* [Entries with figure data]
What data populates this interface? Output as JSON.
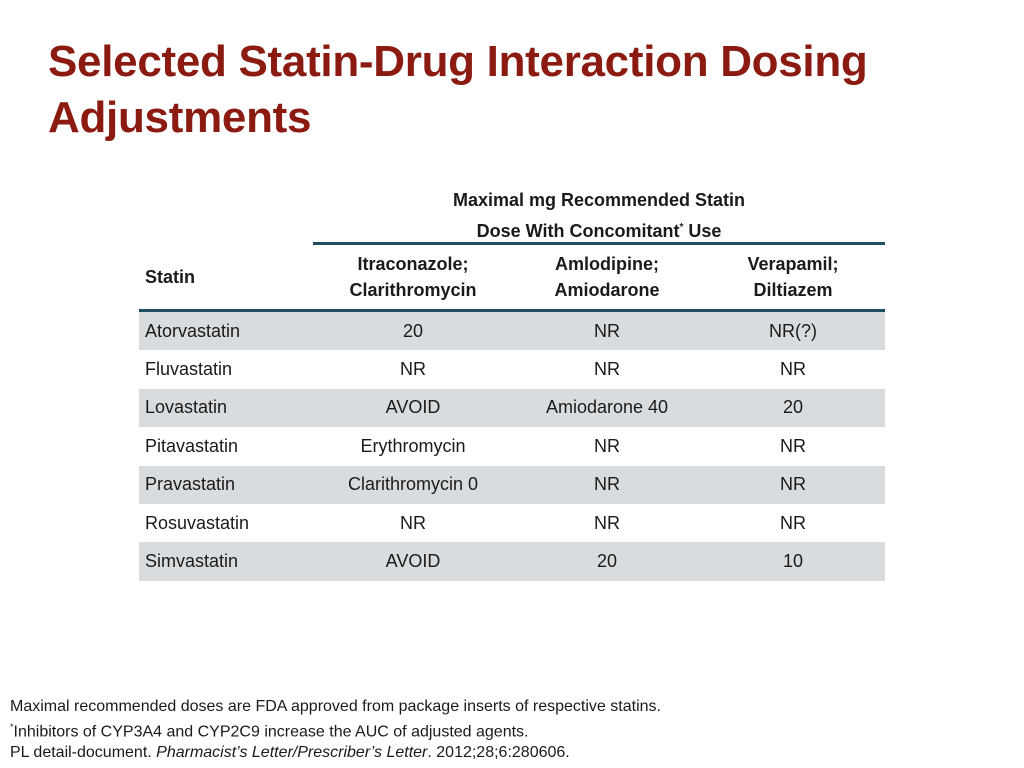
{
  "slide": {
    "title": "Selected Statin-Drug Interaction Dosing Adjustments"
  },
  "table": {
    "group_header": {
      "line1": "Maximal mg Recommended Statin",
      "line2_text": "Dose With Concomitant",
      "line2_mark": "*",
      "line2_end": " Use"
    },
    "columns": {
      "statin": "Statin",
      "c1_line1": "Itraconazole;",
      "c1_line2": "Clarithromycin",
      "c2_line1": "Amlodipine;",
      "c2_line2": "Amiodarone",
      "c3_line1": "Verapamil;",
      "c3_line2": "Diltiazem"
    },
    "rows": [
      {
        "statin": "Atorvastatin",
        "c1": "20",
        "c2": "NR",
        "c3": "NR(?)"
      },
      {
        "statin": "Fluvastatin",
        "c1": "NR",
        "c2": "NR",
        "c3": "NR"
      },
      {
        "statin": "Lovastatin",
        "c1": "AVOID",
        "c2": "Amiodarone 40",
        "c3": "20"
      },
      {
        "statin": "Pitavastatin",
        "c1": "Erythromycin",
        "c2": "NR",
        "c3": "NR"
      },
      {
        "statin": "Pravastatin",
        "c1": "Clarithromycin 0",
        "c2": "NR",
        "c3": "NR"
      },
      {
        "statin": "Rosuvastatin",
        "c1": "NR",
        "c2": "NR",
        "c3": "NR"
      },
      {
        "statin": "Simvastatin",
        "c1": "AVOID",
        "c2": "20",
        "c3": "10"
      }
    ]
  },
  "footnotes": {
    "line1": "Maximal recommended doses are FDA approved from package inserts of respective statins.",
    "line2_mark": "*",
    "line2_text": "Inhibitors of CYP3A4 and CYP2C9 increase the AUC of adjusted agents.",
    "line3_start": "PL detail-document. ",
    "line3_italic": "Pharmacist’s Letter/Prescriber’s Letter",
    "line3_end": ". 2012;28;6:280606."
  }
}
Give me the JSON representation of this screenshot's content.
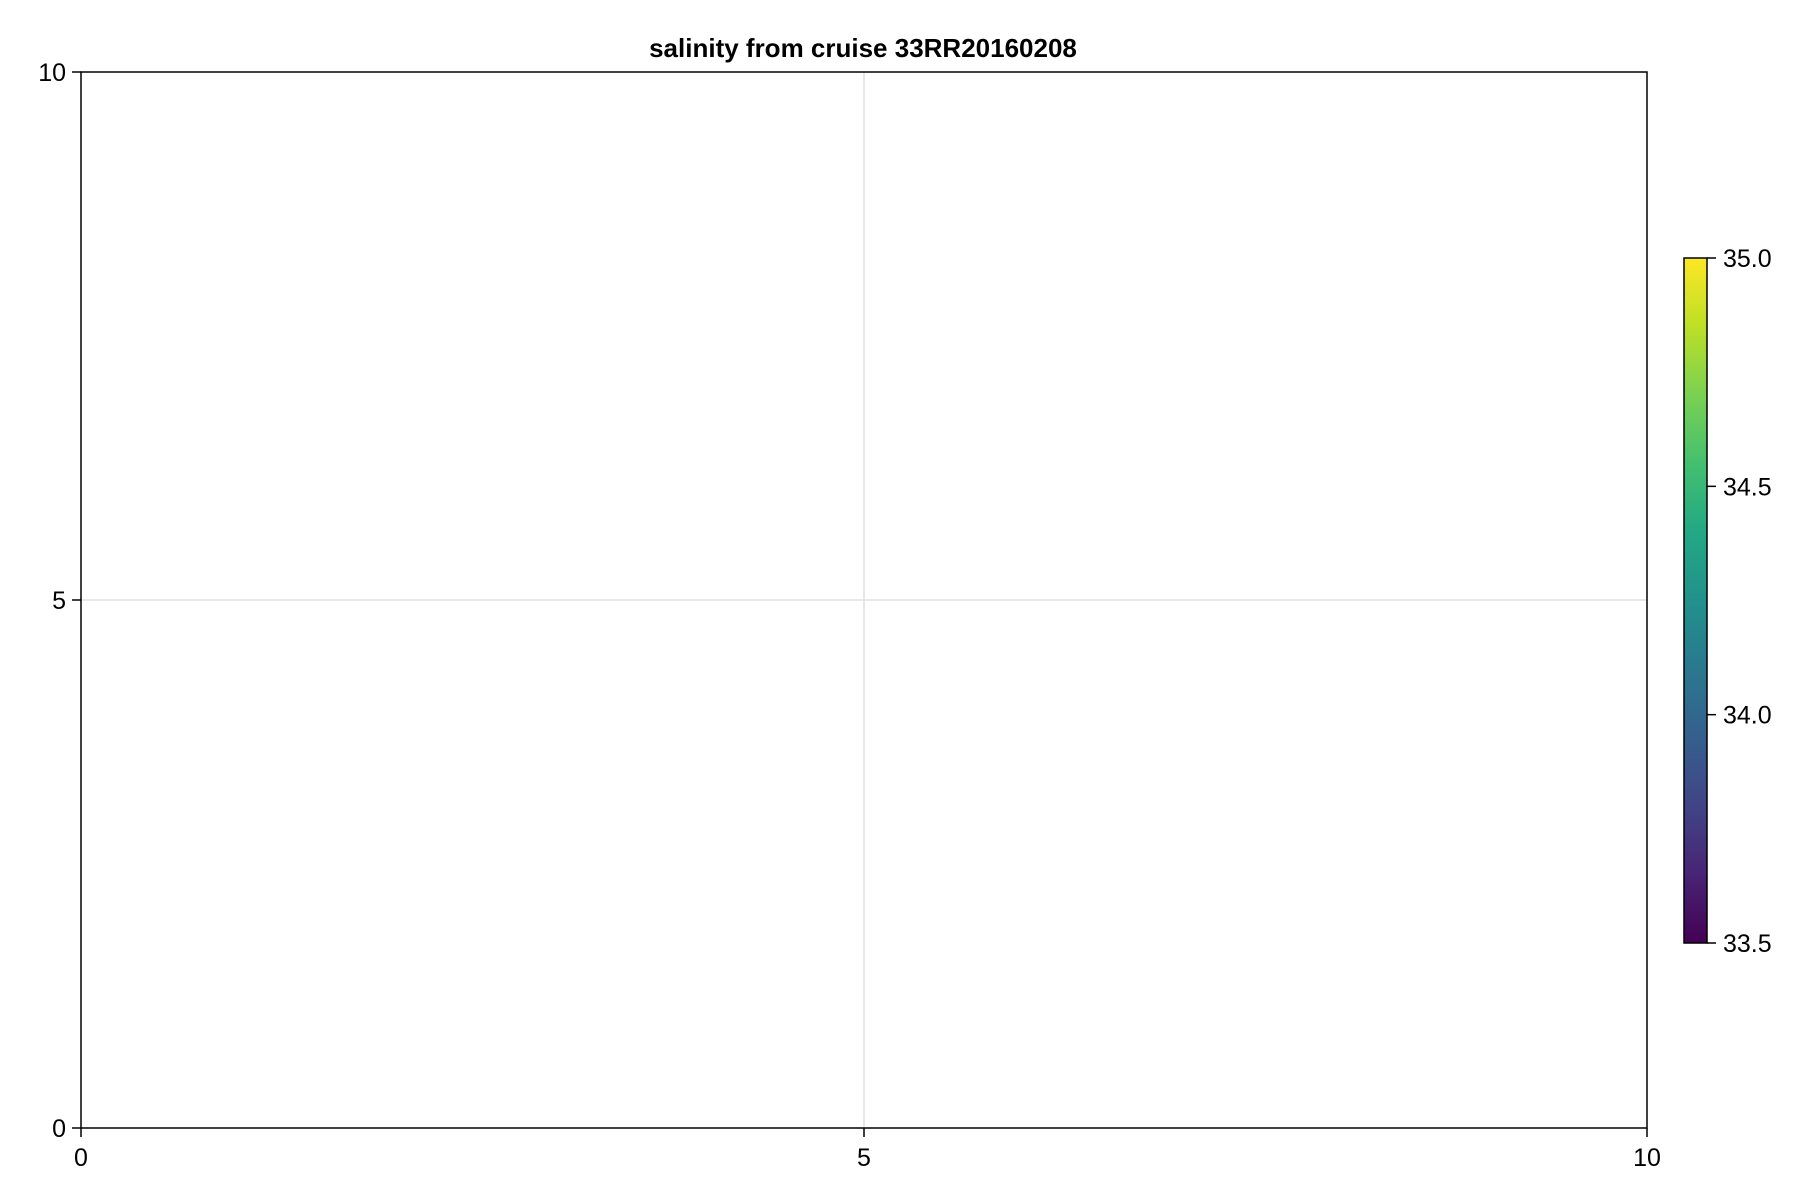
{
  "chart_data": {
    "type": "heatmap",
    "title": "salinity from cruise 33RR20160208",
    "xlabel": "",
    "ylabel": "",
    "xlim": [
      0,
      10
    ],
    "ylim": [
      0,
      10
    ],
    "x_ticks": [
      0,
      5,
      10
    ],
    "y_ticks": [
      0,
      5,
      10
    ],
    "x_tick_labels": [
      "0",
      "5",
      "10"
    ],
    "y_tick_labels": [
      "0",
      "5",
      "10"
    ],
    "grid": true,
    "values": [],
    "colorbar": {
      "colormap": "viridis",
      "range": [
        33.5,
        35.0
      ],
      "ticks": [
        33.5,
        34.0,
        34.5,
        35.0
      ],
      "tick_labels": [
        "33.5",
        "34.0",
        "34.5",
        "35.0"
      ],
      "placement": "right",
      "colors": [
        "#440154",
        "#482475",
        "#414487",
        "#355f8d",
        "#2a788e",
        "#21918c",
        "#22a884",
        "#44bf70",
        "#7ad151",
        "#bddf26",
        "#fde725"
      ]
    }
  }
}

* [Prompt]
Pull out every line of the records above that contains the word "Maximal".

* [Answer to this task]
      "line1": "Maximal mg Recommended Statin",
    "line1": "Maximal recommended doses are FDA approved from package inserts of respective statins.",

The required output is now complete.